=== TEKS YANG DIBERIKAN ===

Sementara itu, Kresna mengatakan, turnamen khusus perempuan memang masih dapat menjaring penonton. “Tapi, memang tidak sebanyak MPL atau MDL, yang sudah berjalan lama,” ungkapnya. “Hal ini mungkin karena turnamen perempuan cenderung lebih baru dan tidak semua orang tahu.”
Herry berkata, Mineski memang memiliki rencana untuk membuat turnamen khusus perempuan di masa depan. Hanya saja, rencana tersebut mungkin tidak direalisasikan dalam waktu dekat. Pasalnya, jadwal turnamen esports saat ini sudah padat. Jika muncul turnamen baru, tidak tertutup kemungkinan, hal ini justru akan merusak keseimbangan yang sudah tercapai di ekosistem esports di Indonesia sekarang.
“Ada banyak hal yang harus dipikirkan jika kami mau membuat IP baru,” kata Herry. “Jadwal turnamen sudah banyak, bisa jadi justru rebutan jadwal. Dan hal itu tidak bijak. Kami lebih memilih untuk fokus pada turnamen yang sudah ada dengan meningkatkan kualitas turnamen tersebut.”
Kenapa Penyelenggara Mengadakan Turnamen Esports Perempuan?
Women Star League diadakan dengan dua tujuan, jelas Kresna. Pertama adalah untuk membentuk ekosistem esports bagi para pemain perempuan agar mereka bisa berkompetisi dan berkarir di dunia competitive gaming layaknya pria. “Biar para ladies juga tidak dipandang sebelah mata lagi dan bisa menunjukkan bahwa mereka punya skill yang sama dengan para laki-laki,” katanya.
“Yang kedua, dengan mengadakan turnamen esports perempuan, kami mau hal ini menjadi wadah bagi para ladies yang bingung untuk menyalurkan hobi dan bakatnya di dunia esports.Sedangkan untuk bermain bersama pria juga sulit,” ungkap Kresna. “Kami ingin, dengan adanya turnamen esports perempuan, maka akan semakin banyak pemain perempuan baru agar ekosistem esports perempuan di Indonesia menjadi semakin ramai.”

===

• INSTRUKSI 1:
Dalam teks tentang turnamen esports perempuan, mengapa rencana Mineski membuat turnamen khusus perempuan mungkin tidak terwujud dalam waktu dekat?
• INSTRUKSI 2:
Tulis lanjutan teks tentang turnamen esports perempuan, dimulai setelah kalimat terakhirnya.

=== ISI DATASET ===

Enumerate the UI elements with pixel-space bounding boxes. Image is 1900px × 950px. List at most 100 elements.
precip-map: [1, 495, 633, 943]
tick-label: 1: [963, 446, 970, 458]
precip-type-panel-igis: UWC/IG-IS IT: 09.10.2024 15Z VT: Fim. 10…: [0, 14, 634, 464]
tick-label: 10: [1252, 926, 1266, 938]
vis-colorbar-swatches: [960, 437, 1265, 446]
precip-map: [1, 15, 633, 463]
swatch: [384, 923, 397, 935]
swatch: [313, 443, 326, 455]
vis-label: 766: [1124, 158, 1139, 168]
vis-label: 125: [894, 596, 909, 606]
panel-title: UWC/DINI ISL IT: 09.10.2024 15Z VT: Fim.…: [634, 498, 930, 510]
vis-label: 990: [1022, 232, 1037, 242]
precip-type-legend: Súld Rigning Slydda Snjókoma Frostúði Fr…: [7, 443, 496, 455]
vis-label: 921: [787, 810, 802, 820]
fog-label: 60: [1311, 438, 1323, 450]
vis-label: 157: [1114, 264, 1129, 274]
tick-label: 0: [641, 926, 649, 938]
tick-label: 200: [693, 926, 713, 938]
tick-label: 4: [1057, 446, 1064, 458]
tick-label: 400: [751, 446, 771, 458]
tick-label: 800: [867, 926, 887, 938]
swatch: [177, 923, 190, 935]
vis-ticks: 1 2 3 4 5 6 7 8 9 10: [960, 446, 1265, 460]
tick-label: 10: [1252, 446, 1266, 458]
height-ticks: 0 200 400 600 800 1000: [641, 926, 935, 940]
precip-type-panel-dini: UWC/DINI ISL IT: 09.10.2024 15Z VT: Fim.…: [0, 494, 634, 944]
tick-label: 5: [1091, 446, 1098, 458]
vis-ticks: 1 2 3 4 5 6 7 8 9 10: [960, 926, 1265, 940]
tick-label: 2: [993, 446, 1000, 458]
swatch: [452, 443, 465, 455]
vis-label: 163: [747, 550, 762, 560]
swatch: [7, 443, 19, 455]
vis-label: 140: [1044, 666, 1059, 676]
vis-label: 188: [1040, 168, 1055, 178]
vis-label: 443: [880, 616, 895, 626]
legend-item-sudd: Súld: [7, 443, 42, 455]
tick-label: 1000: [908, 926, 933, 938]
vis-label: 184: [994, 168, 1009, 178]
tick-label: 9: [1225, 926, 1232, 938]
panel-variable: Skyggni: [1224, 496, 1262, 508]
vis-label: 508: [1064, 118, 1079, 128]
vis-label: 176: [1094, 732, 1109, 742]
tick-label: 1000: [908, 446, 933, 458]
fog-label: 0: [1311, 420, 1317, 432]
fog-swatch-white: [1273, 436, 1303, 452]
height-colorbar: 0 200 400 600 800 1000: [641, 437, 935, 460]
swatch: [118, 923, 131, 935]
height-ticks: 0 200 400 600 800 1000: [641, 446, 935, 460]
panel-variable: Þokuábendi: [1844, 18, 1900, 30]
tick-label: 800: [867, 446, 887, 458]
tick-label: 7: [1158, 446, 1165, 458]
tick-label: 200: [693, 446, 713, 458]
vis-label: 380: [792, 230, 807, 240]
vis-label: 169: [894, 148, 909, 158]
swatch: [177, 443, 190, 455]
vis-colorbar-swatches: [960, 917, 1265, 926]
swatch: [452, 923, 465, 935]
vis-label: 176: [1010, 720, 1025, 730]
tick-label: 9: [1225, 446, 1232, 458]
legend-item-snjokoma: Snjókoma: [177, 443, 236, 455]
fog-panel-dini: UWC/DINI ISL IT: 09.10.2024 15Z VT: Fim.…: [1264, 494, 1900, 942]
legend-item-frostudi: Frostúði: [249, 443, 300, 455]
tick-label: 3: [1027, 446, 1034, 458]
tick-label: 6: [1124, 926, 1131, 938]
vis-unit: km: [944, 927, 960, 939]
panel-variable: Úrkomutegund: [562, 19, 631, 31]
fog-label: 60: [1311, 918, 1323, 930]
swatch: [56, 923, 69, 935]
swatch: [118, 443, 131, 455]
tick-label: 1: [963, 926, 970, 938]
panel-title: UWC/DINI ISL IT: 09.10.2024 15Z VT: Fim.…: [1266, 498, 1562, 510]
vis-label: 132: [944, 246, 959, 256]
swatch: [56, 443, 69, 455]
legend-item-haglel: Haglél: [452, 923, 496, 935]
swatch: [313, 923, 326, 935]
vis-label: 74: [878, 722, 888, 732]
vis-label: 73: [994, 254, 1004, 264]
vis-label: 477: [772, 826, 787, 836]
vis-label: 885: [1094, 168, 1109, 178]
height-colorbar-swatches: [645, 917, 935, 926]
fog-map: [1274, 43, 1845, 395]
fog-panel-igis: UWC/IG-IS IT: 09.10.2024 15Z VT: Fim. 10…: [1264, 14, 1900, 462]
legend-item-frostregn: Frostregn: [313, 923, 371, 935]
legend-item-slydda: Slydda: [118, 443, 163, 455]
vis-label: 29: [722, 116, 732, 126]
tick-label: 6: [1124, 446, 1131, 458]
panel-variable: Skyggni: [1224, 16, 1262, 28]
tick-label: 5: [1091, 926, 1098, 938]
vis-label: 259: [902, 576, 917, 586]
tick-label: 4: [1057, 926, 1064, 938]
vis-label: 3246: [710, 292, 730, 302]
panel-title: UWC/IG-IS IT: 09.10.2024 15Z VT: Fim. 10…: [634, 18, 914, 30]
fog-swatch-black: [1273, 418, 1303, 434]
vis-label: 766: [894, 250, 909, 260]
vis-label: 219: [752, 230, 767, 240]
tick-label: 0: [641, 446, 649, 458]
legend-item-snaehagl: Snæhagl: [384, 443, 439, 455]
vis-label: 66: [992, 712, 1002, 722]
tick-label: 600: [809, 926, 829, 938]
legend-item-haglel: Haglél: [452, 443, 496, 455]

===

• JAWABAN AKHIR 1:
Karena jadwal turnamen esports saat ini sudah padat.

• JAWABAN AKHIR 2:
Sama seperti Kresna, Rezaly mengatakan, tujuan penyelenggara seperti Dunia Games (yang ada di bawah Telkomsel) mengadakan turnamen esports perempuan adalah untuk menumbuhan ekosistem esports perempuan. Hal ini pada akhirnya akan membuat industri esports menjadi semakin bernilai.
“Kami percaya, turnamen khusus perempuan akan memunculkan banyak gamer perempuan berprestasi, sehingga akan ada lebih banyak engagement, viewership, lebih banyak produksi konten, dan lebih banyak lowongan pekerjaan baru,” kata Rezaly. “Kami ingin agar ekosistem esports perempuan terbentuk dan bisa berkembang, sama seperti acara olahraga, baik di tingkat nasional maupun global. Dalam acara olahraga tradisional, kan ada perlombaan khusus untuk perempuan. Nah sama seperti itu. Esports kan juga cabang olahraga yang mendapatkan medali, siapa tahu, nanti juga akan juga ada untuk perempuan.”
Namun, Roma tidak dibangun dalam semalam. Begitu juga dengan ekosistem esports perempuan. Untuk mengembangkan ekosistem esports perempuan agar sejajar dengan scene esports untuk pria saat ini diperlukan waktu yang cukup lama. Herry memperkirakan, waktu yang diperlukan untuk mengembangkan ekosistem esports perempuan akan memakan waktu sekitar tiga tahun. Dengan syarat, turnamen esports perempuan diadakan secara rutin. Idealnya, ada dua turnamen setiap tahun.
Kepercayaan diri Herry bukannya tidak beralasan. Dia bercerita, pada awal kemunculan esports Mobile Legends, juga tidak banyak tim dan pemain profesional yang memang mumpuni. “Pada tahun 2017, hanya ada dua tim Mobile Legends yang punya performa baik, yaitu Saint Indo dan Elite8 Esports,” katanya. “Namun, kini, MPL memiliki delapan tim dengan performa yang selevel.” Dia percaya, hal serupa juga bisa terjadi pada ekosistem esports perempuan.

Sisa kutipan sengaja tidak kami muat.